▶ Task instructions
Work through the data and report how many lines include the string "grid", giving the number alone.

▶ Supplied data

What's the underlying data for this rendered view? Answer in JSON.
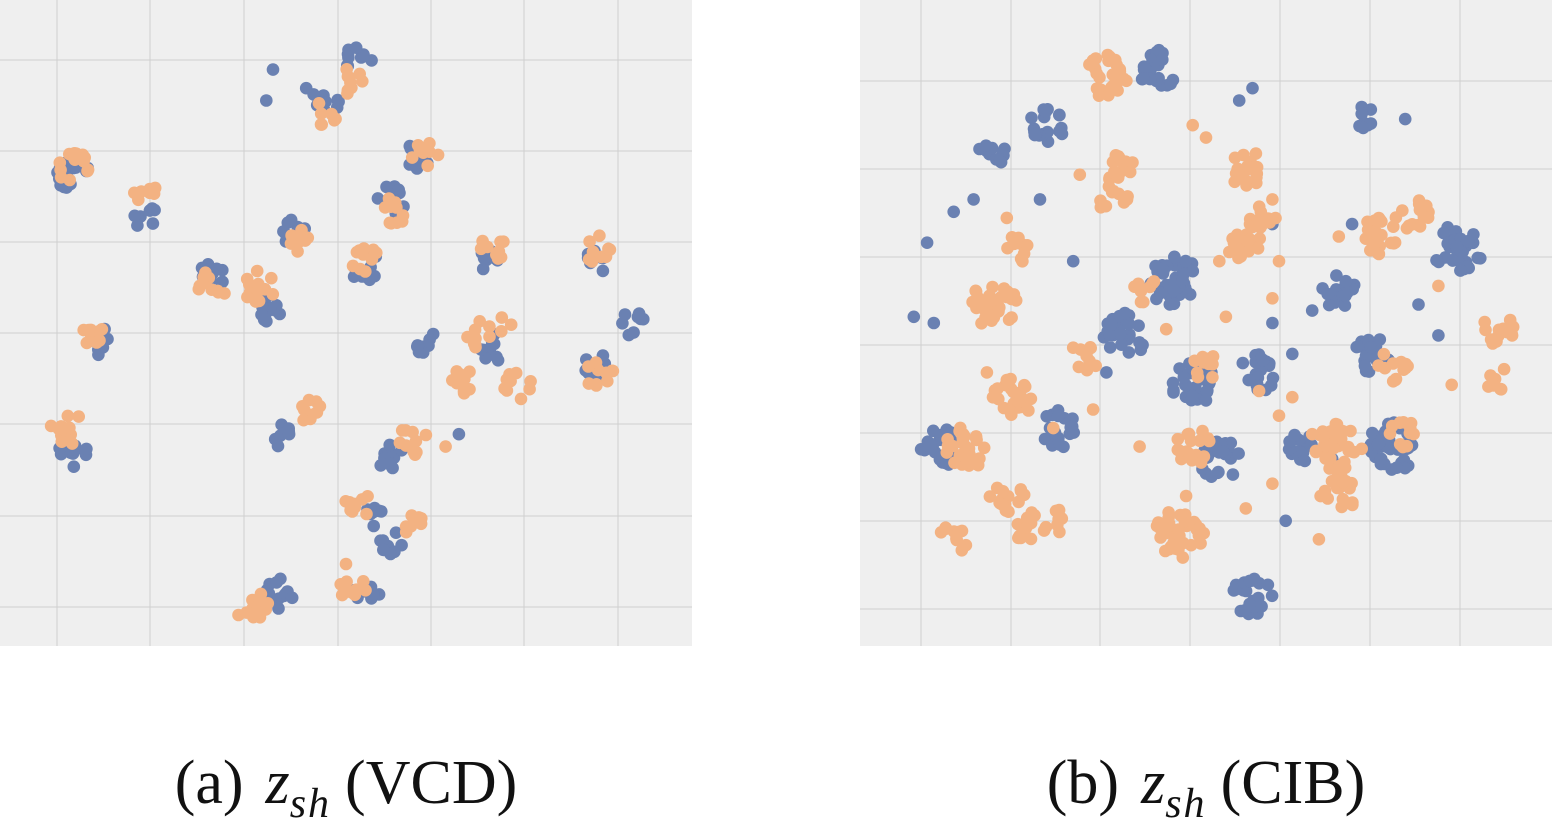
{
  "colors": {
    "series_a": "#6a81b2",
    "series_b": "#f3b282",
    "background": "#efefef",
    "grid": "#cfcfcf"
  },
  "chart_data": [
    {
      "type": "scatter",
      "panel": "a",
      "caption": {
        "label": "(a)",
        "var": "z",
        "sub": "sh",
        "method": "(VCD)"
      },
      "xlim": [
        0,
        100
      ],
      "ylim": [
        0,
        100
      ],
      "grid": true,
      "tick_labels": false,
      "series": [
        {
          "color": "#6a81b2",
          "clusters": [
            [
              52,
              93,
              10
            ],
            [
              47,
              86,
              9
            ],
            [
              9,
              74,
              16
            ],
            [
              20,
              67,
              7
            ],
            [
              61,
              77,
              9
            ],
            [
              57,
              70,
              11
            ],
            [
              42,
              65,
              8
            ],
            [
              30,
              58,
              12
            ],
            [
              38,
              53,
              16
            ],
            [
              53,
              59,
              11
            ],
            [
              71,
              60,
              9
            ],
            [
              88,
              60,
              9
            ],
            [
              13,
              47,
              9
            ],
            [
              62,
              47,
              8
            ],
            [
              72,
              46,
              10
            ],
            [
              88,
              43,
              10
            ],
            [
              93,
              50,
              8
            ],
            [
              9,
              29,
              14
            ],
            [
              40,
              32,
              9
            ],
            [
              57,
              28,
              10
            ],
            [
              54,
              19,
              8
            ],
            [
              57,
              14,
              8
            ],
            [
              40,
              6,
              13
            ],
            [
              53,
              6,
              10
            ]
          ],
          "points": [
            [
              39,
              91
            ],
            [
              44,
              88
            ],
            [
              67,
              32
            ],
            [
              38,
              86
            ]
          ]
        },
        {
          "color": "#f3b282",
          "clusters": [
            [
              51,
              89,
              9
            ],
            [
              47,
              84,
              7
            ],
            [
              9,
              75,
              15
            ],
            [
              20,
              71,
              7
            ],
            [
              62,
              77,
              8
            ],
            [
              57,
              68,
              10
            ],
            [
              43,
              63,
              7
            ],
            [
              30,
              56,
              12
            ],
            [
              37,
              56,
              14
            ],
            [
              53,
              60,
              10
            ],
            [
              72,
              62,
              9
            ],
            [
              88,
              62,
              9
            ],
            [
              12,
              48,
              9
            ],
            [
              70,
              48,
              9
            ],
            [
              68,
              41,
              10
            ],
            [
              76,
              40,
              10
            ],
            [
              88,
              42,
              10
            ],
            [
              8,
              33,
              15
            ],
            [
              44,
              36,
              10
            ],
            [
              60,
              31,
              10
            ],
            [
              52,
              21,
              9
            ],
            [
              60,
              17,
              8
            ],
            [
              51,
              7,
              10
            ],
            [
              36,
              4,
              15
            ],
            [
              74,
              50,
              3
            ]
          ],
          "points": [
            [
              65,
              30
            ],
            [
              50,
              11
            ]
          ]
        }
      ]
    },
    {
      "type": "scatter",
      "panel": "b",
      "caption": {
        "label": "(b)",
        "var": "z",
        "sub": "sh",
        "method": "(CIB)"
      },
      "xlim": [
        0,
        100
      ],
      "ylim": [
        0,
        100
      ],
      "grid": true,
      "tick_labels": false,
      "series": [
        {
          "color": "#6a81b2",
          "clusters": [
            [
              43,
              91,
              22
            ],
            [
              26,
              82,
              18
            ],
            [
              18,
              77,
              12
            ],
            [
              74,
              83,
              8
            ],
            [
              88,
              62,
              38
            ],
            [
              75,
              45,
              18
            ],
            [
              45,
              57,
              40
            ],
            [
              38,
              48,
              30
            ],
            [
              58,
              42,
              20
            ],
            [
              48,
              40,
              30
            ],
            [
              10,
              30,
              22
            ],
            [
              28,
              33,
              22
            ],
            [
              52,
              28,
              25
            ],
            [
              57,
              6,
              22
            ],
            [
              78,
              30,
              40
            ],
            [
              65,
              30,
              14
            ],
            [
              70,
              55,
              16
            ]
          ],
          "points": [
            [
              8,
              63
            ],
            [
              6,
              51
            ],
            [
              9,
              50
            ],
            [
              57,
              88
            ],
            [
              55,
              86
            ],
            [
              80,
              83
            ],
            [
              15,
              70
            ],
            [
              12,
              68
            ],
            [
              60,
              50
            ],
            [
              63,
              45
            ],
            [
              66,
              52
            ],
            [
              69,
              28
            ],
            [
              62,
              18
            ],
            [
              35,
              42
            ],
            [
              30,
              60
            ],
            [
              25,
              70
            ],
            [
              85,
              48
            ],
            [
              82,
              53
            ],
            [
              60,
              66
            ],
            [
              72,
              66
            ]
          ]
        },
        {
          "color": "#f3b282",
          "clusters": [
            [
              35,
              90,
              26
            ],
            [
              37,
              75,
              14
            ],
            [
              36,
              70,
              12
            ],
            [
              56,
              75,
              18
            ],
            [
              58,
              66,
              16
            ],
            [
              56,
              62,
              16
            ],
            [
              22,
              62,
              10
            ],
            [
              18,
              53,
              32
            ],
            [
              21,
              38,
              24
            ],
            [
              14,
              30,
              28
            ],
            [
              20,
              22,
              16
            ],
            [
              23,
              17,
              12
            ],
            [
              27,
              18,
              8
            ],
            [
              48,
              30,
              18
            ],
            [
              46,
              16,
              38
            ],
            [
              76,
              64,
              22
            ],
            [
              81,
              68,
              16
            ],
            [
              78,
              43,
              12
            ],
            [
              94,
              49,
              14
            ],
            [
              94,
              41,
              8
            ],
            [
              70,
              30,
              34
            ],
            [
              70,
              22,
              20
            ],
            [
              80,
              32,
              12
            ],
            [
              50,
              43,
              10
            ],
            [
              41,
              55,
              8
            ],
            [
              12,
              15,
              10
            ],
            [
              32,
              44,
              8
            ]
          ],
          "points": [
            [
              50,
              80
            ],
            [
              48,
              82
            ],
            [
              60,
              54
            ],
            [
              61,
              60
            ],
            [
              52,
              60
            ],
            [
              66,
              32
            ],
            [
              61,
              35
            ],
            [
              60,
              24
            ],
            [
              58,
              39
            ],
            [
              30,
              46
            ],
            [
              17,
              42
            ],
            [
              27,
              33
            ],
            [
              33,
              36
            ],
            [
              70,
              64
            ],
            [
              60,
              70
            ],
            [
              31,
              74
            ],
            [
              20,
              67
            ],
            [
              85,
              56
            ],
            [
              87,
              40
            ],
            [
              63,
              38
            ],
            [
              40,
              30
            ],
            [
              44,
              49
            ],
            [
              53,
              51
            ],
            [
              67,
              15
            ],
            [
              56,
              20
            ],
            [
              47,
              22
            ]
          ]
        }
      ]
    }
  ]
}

...

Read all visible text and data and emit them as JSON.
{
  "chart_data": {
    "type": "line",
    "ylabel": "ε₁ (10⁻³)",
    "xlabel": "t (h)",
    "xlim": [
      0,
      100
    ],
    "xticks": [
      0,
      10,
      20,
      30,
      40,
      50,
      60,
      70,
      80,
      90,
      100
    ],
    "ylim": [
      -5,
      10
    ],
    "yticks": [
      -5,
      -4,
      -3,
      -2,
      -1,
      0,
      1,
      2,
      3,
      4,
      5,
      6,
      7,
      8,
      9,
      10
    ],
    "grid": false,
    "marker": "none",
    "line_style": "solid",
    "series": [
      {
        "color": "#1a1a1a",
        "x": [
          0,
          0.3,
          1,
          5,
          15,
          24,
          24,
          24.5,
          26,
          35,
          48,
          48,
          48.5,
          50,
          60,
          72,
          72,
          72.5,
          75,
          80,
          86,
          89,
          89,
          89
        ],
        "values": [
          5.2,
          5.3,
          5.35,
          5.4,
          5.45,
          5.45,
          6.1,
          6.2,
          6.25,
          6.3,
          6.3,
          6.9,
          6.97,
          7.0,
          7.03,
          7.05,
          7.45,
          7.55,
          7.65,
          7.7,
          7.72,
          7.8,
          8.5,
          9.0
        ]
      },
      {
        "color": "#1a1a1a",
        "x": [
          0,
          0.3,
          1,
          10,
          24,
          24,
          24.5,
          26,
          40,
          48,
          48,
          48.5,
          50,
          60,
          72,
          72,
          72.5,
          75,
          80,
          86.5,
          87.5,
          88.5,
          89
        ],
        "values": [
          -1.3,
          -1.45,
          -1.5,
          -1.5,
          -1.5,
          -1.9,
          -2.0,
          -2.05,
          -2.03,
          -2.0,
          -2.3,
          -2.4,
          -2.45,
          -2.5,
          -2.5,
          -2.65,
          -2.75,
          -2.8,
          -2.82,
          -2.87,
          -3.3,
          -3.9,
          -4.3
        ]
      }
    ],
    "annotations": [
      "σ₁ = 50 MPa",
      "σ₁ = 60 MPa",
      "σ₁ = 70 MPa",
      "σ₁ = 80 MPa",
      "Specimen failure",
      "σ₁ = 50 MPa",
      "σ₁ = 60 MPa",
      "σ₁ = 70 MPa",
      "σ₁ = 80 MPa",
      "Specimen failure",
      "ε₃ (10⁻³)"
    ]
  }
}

▶ Solution
4